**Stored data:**

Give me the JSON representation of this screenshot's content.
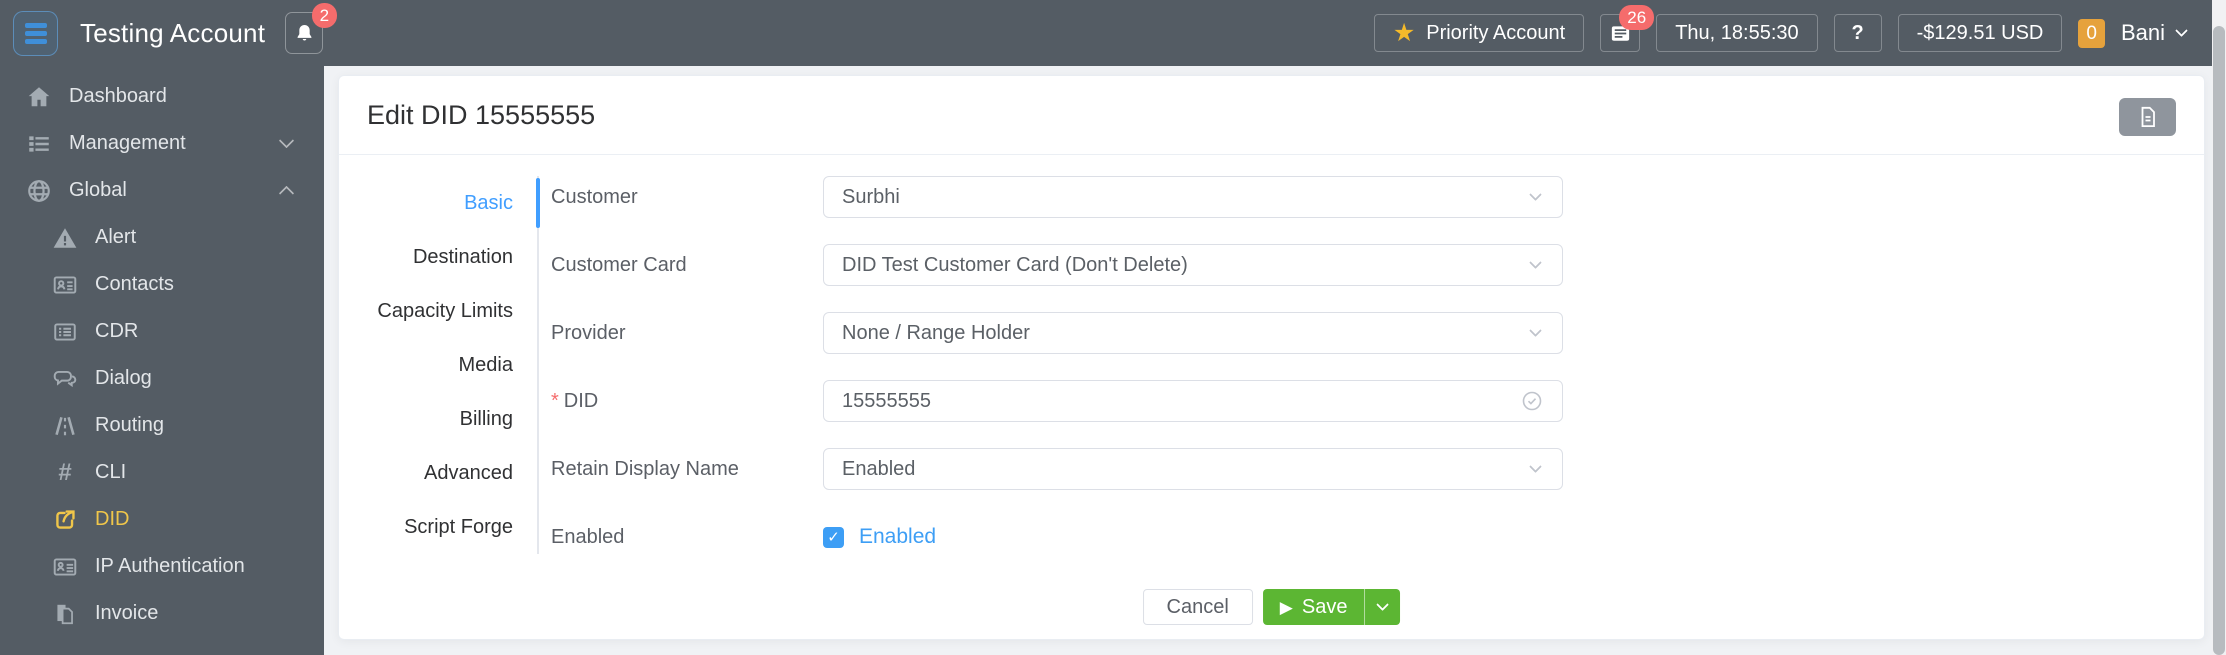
{
  "header": {
    "account_name": "Testing Account",
    "notifications_count": "2",
    "priority_label": "Priority Account",
    "messages_count": "26",
    "datetime": "Thu, 18:55:30",
    "help_label": "?",
    "balance": "-$129.51 USD",
    "counter_badge": "0",
    "user_name": "Bani"
  },
  "sidebar": {
    "items": [
      {
        "label": "Dashboard",
        "icon": "home-icon",
        "level": 1
      },
      {
        "label": "Management",
        "icon": "list-icon",
        "level": 1,
        "chevron": "down"
      },
      {
        "label": "Global",
        "icon": "globe-icon",
        "level": 1,
        "chevron": "up"
      },
      {
        "label": "Alert",
        "icon": "alert-icon",
        "level": 2
      },
      {
        "label": "Contacts",
        "icon": "contacts-icon",
        "level": 2
      },
      {
        "label": "CDR",
        "icon": "cdr-icon",
        "level": 2
      },
      {
        "label": "Dialog",
        "icon": "dialog-icon",
        "level": 2
      },
      {
        "label": "Routing",
        "icon": "routing-icon",
        "level": 2
      },
      {
        "label": "CLI",
        "icon": "hash-icon",
        "level": 2
      },
      {
        "label": "DID",
        "icon": "share-icon",
        "level": 2,
        "active": true
      },
      {
        "label": "IP Authentication",
        "icon": "idcard-icon",
        "level": 2
      },
      {
        "label": "Invoice",
        "icon": "invoice-icon",
        "level": 2
      }
    ]
  },
  "main": {
    "title": "Edit DID 15555555",
    "tabs": [
      {
        "label": "Basic",
        "active": true
      },
      {
        "label": "Destination"
      },
      {
        "label": "Capacity Limits"
      },
      {
        "label": "Media"
      },
      {
        "label": "Billing"
      },
      {
        "label": "Advanced"
      },
      {
        "label": "Script Forge"
      }
    ],
    "form": {
      "fields": [
        {
          "label": "Customer",
          "type": "select",
          "value": "Surbhi"
        },
        {
          "label": "Customer Card",
          "type": "select",
          "value": "DID Test Customer Card (Don't Delete)"
        },
        {
          "label": "Provider",
          "type": "select",
          "value": "None / Range Holder"
        },
        {
          "label": "DID",
          "required": true,
          "type": "text",
          "value": "15555555",
          "trailing_icon": "check-circle-icon"
        },
        {
          "label": "Retain Display Name",
          "type": "select",
          "value": "Enabled"
        },
        {
          "label": "Enabled",
          "type": "checkbox",
          "checked": true,
          "checkbox_label": "Enabled"
        }
      ]
    },
    "actions": {
      "cancel": "Cancel",
      "save": "Save"
    }
  },
  "colors": {
    "header_bg": "#545c64",
    "accent_blue": "#409eff",
    "active_menu_yellow": "#f0c64a",
    "save_green": "#5cb633",
    "danger_red": "#f56c6c",
    "warning_orange": "#e6a23c",
    "star_yellow": "#f5ba2a",
    "page_bg": "#f0f2f5"
  }
}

**What needs to be done:**
Tally up the lines of the listing containing the word "value". Give only the total.

**Solution for this problem:**
5